[Figure record extracts]
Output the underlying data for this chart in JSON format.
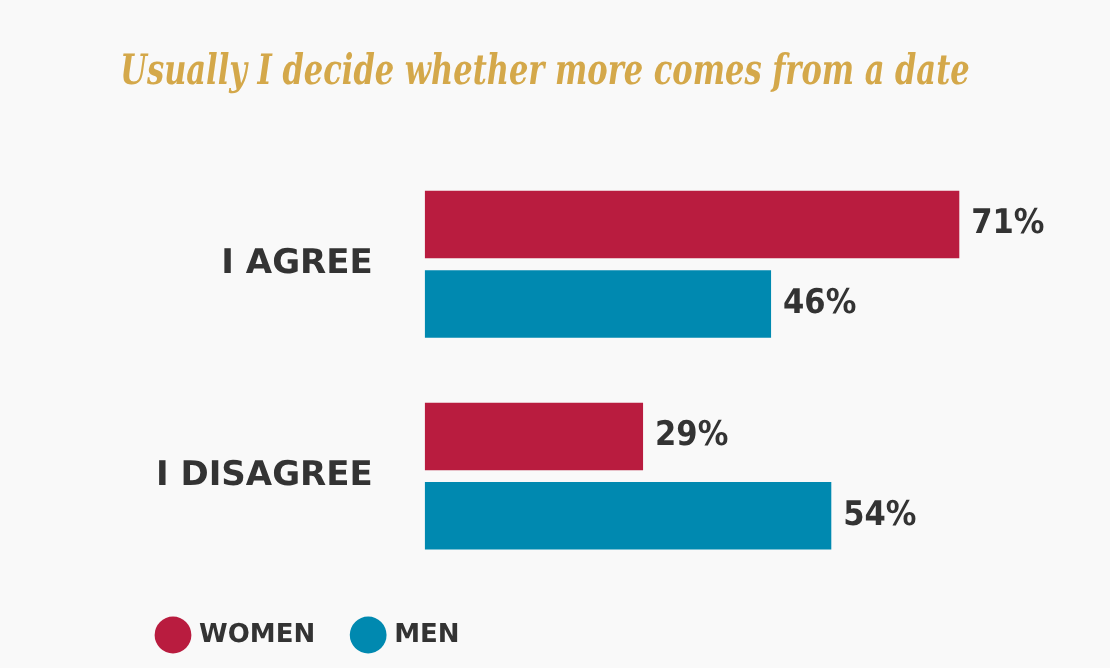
{
  "chart_data": {
    "type": "bar",
    "orientation": "horizontal",
    "title": "Usually I decide whether more comes from a date",
    "categories": [
      "I AGREE",
      "I DISAGREE"
    ],
    "series": [
      {
        "name": "WOMEN",
        "color": "#b91c3f",
        "values": [
          71,
          29
        ],
        "value_labels": [
          "71%",
          "29%"
        ]
      },
      {
        "name": "MEN",
        "color": "#0089b0",
        "values": [
          46,
          54
        ],
        "value_labels": [
          "46%",
          "54%"
        ]
      }
    ],
    "tick_labels": "y",
    "legend": "bottom left"
  }
}
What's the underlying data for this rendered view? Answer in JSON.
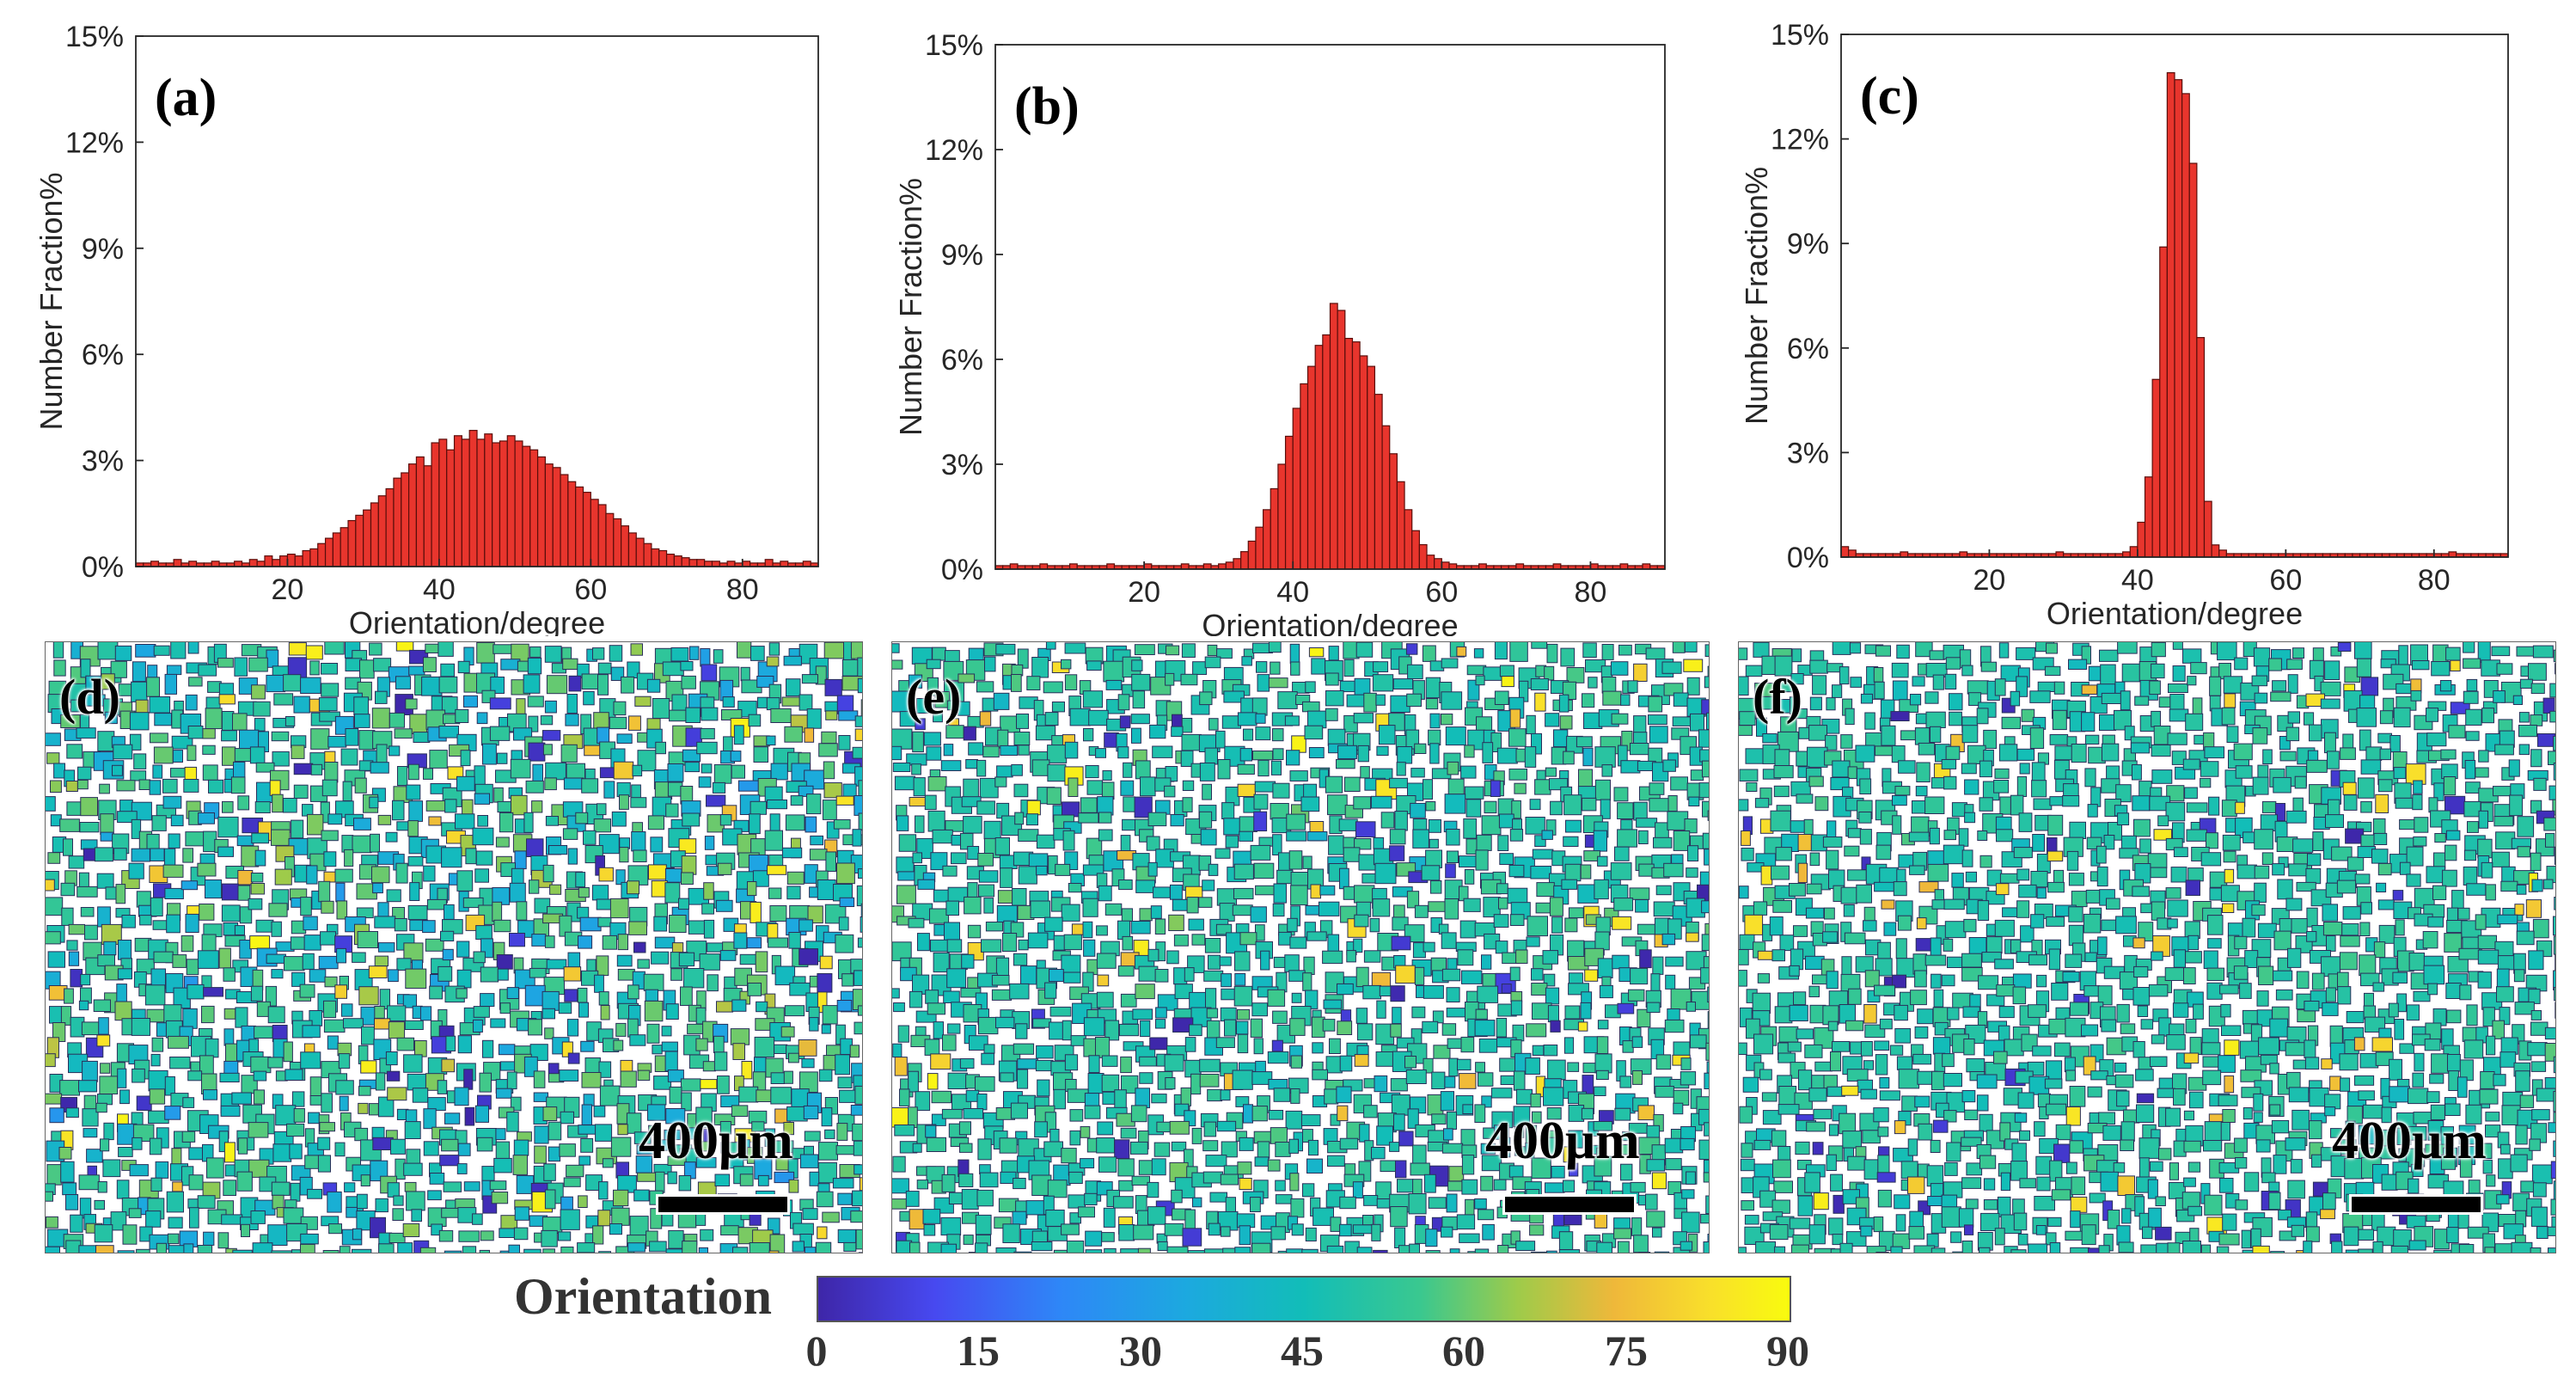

• Required work:
Repeat the material above verbatim, with no pictures in the output.

• Result of this task:
Output the underlying data for this chart in JSON format.
{
  "chart_data": {
    "type": "bar",
    "orientation": "horizontal",
    "title": "Usually I decide whether more comes from a date",
    "categories": [
      "I AGREE",
      "I DISAGREE"
    ],
    "series": [
      {
        "name": "WOMEN",
        "color": "#b91c3f",
        "values": [
          71,
          29
        ],
        "value_labels": [
          "71%",
          "29%"
        ]
      },
      {
        "name": "MEN",
        "color": "#0089b0",
        "values": [
          46,
          54
        ],
        "value_labels": [
          "46%",
          "54%"
        ]
      }
    ],
    "tick_labels": "y",
    "legend": "bottom left"
  }
}
What's the underlying data for this rendered view? Answer in JSON.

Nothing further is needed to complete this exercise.